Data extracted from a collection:
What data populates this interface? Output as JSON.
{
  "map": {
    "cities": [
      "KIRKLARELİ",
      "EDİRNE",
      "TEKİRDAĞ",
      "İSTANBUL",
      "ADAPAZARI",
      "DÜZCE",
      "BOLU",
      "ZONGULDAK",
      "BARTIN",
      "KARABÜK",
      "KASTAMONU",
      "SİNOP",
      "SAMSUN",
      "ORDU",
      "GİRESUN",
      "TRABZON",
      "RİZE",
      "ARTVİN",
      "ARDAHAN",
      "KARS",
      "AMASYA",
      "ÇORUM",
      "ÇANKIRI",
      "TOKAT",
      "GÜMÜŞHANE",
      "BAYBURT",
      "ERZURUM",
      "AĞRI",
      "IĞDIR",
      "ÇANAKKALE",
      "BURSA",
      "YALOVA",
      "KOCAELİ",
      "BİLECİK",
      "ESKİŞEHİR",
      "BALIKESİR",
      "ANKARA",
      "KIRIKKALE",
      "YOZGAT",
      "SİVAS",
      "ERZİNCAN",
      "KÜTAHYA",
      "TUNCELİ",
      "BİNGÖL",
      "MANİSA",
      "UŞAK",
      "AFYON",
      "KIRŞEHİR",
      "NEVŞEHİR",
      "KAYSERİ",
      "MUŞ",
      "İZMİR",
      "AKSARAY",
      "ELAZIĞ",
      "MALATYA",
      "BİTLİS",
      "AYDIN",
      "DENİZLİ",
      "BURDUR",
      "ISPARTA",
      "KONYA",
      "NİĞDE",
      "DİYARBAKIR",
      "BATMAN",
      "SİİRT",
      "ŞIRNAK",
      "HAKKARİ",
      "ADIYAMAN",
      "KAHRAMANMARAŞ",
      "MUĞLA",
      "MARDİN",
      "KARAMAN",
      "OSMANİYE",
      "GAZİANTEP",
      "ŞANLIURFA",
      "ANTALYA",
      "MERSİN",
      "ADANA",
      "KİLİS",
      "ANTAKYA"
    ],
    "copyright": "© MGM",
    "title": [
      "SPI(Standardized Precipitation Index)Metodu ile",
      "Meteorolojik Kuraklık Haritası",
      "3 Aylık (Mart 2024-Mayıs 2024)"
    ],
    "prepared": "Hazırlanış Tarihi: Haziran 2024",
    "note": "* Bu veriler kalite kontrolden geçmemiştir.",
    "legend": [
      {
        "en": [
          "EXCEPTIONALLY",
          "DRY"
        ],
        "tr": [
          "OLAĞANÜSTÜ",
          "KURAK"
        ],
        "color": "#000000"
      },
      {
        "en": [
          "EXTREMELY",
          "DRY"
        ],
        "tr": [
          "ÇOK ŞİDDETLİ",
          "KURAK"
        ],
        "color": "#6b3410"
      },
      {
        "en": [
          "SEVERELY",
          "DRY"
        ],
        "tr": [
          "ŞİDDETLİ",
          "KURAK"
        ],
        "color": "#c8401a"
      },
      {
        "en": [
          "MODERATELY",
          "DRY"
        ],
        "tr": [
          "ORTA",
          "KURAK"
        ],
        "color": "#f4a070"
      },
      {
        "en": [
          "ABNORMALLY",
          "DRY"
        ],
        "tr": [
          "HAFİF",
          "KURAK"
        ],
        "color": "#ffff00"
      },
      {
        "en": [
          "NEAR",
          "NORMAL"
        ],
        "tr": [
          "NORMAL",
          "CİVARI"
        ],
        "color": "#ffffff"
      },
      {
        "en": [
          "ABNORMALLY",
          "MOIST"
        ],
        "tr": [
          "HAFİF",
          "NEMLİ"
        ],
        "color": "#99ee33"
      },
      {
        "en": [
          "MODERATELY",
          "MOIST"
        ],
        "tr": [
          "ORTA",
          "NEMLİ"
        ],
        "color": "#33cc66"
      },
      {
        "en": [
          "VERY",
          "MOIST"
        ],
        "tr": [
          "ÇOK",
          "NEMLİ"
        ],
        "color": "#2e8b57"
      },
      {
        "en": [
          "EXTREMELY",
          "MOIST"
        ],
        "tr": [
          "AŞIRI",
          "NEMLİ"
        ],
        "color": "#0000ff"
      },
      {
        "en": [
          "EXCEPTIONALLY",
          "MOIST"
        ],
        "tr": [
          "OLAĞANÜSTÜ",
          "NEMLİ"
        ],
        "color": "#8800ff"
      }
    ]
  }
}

REQUIRED WORK: Lines that include the word "color" are to be extracted from the data above.

RESULT OF THIS EXERCISE:
        "color": "#000000"
        "color": "#6b3410"
        "color": "#c8401a"
        "color": "#f4a070"
        "color": "#ffff00"
        "color": "#ffffff"
        "color": "#99ee33"
        "color": "#33cc66"
        "color": "#2e8b57"
        "color": "#0000ff"
        "color": "#8800ff"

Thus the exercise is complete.